**Set problem:**
Retype each line exactly. Skip images.

++++ Supplied information ++++

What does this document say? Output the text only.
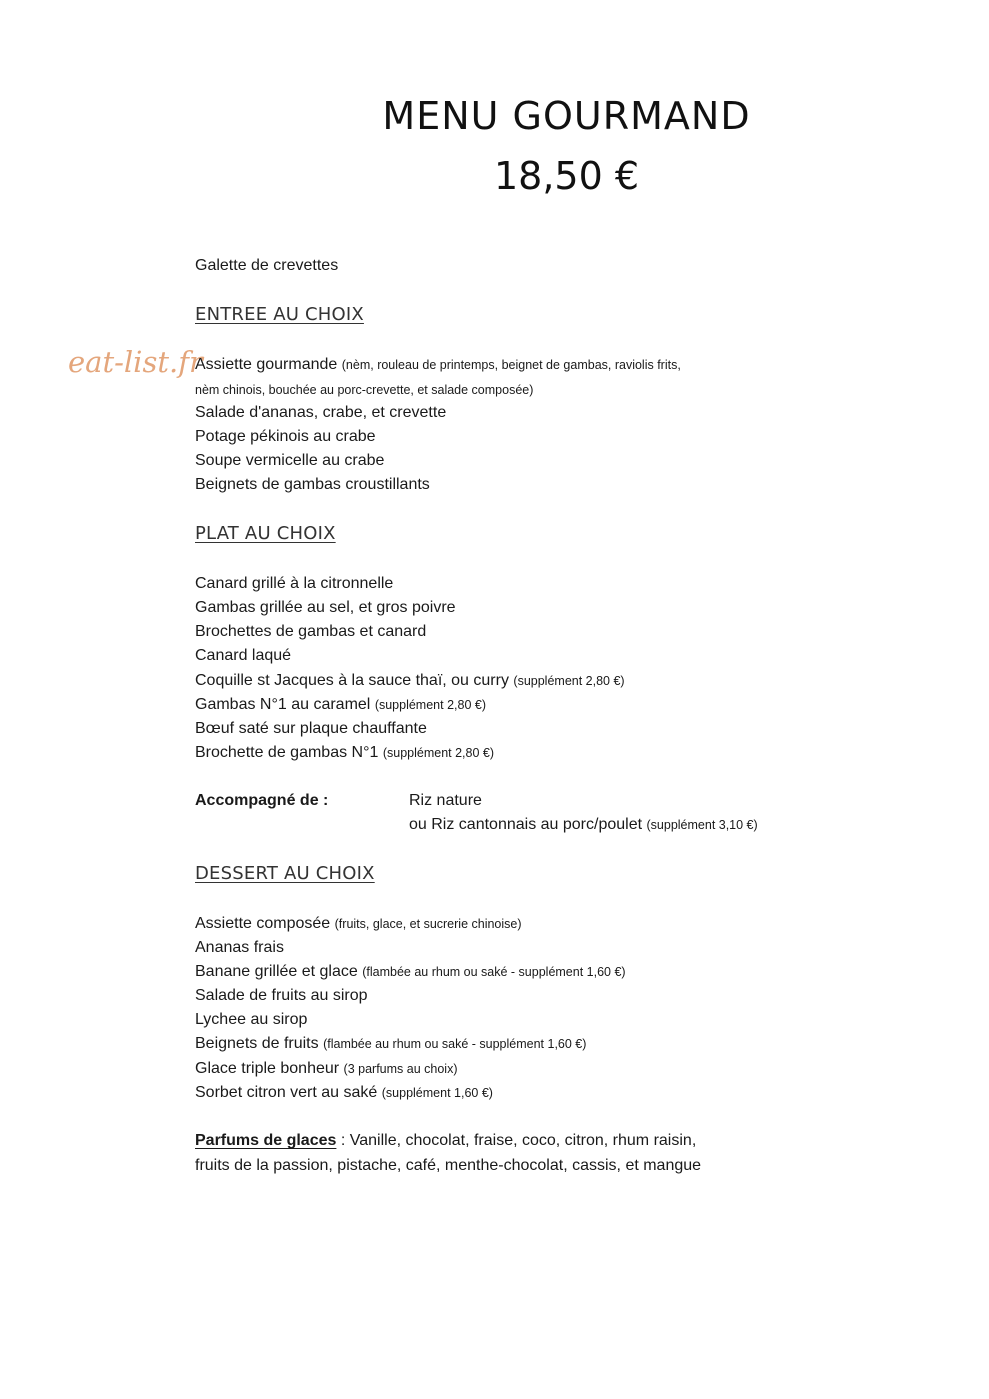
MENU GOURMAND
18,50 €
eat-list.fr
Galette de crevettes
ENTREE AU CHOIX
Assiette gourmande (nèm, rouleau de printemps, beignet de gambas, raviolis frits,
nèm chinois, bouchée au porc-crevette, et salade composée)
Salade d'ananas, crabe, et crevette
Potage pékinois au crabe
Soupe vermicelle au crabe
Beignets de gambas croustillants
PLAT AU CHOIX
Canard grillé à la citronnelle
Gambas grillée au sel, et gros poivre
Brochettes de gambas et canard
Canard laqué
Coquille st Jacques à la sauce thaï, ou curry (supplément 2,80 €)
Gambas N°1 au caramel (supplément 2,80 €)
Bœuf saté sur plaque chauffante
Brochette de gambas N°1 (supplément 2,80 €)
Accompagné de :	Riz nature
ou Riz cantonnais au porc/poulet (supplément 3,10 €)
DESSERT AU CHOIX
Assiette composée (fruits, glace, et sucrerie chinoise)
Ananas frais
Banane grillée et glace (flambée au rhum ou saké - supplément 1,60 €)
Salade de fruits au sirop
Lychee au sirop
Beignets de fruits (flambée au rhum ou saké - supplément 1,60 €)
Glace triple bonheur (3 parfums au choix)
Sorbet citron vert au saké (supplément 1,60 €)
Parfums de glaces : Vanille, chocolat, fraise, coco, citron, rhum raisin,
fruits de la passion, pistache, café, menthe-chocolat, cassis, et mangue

++++

**Output below:**
What does this document say? Output the text only.
MENU GOURMAND
18,50 €
eat-list.fr
Galette de crevettes
ENTREE AU CHOIX
Assiette gourmande (nèm, rouleau de printemps, beignet de gambas, raviolis frits,
nèm chinois, bouchée au porc-crevette, et salade composée)
Salade d'ananas, crabe, et crevette
Potage pékinois au crabe
Soupe vermicelle au crabe
Beignets de gambas croustillants
PLAT AU CHOIX
Canard grillé à la citronnelle
Gambas grillée au sel, et gros poivre
Brochettes de gambas et canard
Canard laqué
Coquille st Jacques à la sauce thaï, ou curry (supplément 2,80 €)
Gambas N°1 au caramel (supplément 2,80 €)
Bœuf saté sur plaque chauffante
Brochette de gambas N°1 (supplément 2,80 €)
Accompagné de :	Riz nature
ou Riz cantonnais au porc/poulet (supplément 3,10 €)
DESSERT AU CHOIX
Assiette composée (fruits, glace, et sucrerie chinoise)
Ananas frais
Banane grillée et glace (flambée au rhum ou saké - supplément 1,60 €)
Salade de fruits au sirop
Lychee au sirop
Beignets de fruits (flambée au rhum ou saké - supplément 1,60 €)
Glace triple bonheur (3 parfums au choix)
Sorbet citron vert au saké (supplément 1,60 €)
Parfums de glaces : Vanille, chocolat, fraise, coco, citron, rhum raisin,
fruits de la passion, pistache, café, menthe-chocolat, cassis, et mangue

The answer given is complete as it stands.